** BEGIN Input rows **

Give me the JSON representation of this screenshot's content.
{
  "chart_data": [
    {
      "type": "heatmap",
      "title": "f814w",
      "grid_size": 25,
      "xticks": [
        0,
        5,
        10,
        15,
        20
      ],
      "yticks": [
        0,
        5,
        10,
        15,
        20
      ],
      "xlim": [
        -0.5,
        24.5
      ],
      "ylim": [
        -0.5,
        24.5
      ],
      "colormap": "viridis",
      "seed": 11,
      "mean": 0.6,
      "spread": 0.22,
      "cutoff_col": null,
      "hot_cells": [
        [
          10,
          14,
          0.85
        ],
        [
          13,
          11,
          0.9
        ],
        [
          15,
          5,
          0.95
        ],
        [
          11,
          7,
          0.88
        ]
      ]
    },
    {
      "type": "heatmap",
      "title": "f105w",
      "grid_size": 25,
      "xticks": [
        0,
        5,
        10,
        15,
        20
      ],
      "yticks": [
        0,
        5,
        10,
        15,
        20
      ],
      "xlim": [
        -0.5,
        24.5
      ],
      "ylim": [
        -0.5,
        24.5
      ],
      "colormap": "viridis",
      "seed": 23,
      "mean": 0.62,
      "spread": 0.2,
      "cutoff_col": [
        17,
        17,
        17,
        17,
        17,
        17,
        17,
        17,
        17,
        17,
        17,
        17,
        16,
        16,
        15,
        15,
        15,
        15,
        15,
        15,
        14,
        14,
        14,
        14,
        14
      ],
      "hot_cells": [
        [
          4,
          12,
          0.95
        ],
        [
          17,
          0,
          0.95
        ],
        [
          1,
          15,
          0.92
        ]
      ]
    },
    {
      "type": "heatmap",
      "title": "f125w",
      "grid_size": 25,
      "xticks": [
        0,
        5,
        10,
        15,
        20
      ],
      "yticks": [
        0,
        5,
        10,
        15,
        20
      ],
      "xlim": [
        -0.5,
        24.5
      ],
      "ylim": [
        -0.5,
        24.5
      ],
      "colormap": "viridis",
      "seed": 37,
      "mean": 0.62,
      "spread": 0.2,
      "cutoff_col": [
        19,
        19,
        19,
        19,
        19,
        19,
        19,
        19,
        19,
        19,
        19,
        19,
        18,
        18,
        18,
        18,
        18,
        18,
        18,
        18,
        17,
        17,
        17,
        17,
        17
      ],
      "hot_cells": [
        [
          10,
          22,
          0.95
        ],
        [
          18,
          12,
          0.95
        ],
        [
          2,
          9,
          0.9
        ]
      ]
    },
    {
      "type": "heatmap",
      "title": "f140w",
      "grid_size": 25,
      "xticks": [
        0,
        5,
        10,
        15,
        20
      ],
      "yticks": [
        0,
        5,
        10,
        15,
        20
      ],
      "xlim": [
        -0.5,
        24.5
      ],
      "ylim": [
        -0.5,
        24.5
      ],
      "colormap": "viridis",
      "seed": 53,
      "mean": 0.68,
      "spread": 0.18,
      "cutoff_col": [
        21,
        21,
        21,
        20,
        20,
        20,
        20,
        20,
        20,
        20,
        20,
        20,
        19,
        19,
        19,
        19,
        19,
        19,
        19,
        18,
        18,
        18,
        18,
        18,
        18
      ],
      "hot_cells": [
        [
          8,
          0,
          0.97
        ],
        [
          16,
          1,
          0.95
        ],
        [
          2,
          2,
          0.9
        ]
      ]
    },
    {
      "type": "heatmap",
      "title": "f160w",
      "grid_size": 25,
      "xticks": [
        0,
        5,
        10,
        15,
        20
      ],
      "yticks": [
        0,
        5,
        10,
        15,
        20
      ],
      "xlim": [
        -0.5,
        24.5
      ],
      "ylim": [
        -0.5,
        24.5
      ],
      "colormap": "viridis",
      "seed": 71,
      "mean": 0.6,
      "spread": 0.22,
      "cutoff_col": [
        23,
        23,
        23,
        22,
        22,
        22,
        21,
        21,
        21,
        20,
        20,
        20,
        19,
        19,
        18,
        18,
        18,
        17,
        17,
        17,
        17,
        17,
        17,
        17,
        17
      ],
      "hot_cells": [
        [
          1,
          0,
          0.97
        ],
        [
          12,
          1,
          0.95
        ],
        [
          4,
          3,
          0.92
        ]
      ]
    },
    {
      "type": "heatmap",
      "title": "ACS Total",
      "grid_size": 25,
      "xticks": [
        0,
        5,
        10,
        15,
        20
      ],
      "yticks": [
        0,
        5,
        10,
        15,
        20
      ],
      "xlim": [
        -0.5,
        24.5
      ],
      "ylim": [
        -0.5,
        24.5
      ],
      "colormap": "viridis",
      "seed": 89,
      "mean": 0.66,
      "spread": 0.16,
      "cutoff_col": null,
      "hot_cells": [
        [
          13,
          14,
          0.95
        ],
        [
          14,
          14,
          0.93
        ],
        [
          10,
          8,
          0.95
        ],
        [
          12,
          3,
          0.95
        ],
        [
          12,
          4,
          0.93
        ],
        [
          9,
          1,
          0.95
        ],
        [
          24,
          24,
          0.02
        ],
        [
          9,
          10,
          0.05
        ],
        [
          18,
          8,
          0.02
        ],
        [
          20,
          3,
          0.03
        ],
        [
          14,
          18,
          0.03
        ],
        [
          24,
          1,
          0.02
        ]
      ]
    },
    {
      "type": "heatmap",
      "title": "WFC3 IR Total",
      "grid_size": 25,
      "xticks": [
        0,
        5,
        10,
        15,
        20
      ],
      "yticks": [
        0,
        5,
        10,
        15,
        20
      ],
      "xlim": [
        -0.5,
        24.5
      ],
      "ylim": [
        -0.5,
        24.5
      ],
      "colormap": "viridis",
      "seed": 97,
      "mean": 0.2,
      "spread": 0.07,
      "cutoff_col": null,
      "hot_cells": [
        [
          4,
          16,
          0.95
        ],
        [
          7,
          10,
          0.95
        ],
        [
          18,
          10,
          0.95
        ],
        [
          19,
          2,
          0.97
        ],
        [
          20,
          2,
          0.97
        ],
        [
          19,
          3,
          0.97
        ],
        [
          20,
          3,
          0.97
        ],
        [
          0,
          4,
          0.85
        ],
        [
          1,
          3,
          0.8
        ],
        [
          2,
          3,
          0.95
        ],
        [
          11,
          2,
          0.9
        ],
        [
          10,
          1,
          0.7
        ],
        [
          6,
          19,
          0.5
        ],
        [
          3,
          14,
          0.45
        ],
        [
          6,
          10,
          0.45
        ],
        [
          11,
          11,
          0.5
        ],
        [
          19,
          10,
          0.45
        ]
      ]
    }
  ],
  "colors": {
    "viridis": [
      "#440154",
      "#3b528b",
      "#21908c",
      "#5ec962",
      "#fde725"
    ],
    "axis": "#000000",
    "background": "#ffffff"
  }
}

** END Input rows **
** BEGIN Input rows **

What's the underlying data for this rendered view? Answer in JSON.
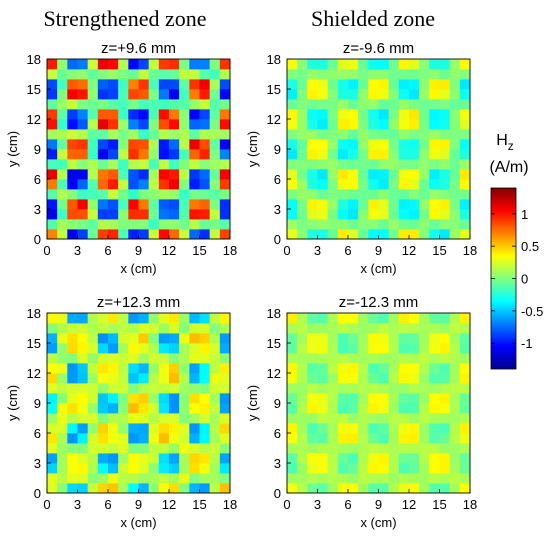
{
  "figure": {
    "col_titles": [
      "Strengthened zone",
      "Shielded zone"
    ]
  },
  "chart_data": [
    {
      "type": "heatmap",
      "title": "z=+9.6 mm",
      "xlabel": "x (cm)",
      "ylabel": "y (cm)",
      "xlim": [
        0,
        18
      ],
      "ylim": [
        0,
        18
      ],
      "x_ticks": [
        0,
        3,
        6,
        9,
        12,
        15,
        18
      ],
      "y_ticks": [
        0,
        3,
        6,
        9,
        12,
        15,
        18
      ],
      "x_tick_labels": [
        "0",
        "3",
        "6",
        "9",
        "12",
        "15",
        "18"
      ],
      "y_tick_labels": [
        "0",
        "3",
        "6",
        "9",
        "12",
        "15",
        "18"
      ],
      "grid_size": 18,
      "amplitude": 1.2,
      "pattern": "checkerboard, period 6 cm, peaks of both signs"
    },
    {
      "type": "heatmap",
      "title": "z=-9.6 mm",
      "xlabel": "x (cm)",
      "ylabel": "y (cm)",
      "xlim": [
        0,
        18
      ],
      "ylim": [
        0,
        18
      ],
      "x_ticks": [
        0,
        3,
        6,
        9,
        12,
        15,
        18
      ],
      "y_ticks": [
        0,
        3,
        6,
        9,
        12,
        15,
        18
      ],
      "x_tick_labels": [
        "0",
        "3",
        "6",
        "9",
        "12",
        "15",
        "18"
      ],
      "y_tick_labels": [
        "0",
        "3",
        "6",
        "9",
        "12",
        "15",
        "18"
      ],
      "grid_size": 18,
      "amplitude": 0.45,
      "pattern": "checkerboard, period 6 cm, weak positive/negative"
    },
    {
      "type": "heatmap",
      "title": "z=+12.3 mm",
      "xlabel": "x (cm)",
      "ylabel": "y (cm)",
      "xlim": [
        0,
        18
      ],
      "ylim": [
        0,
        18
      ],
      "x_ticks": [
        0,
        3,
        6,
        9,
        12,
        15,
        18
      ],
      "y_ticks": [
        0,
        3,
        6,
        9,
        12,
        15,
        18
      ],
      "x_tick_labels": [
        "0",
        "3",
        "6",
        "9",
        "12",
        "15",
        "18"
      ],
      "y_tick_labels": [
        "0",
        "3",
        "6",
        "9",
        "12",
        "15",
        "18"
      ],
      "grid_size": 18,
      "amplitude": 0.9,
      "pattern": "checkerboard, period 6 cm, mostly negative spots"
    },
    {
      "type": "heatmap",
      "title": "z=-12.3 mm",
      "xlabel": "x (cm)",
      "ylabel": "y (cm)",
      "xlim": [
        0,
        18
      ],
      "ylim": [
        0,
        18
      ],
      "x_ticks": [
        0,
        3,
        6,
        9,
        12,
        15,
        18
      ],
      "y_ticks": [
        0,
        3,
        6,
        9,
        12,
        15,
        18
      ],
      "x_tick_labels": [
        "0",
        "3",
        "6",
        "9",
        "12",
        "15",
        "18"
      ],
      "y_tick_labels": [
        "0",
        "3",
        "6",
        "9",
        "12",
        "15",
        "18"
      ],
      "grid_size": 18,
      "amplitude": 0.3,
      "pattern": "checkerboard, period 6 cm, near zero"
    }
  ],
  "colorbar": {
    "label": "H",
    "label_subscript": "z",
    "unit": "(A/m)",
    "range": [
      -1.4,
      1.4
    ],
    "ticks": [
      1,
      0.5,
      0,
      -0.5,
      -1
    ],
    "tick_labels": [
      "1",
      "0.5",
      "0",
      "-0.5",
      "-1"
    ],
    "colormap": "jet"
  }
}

** END Input rows **

## Problem to work on
Find how many lines hold the string "checkerboard", and state that number alone.

## Exercise result
4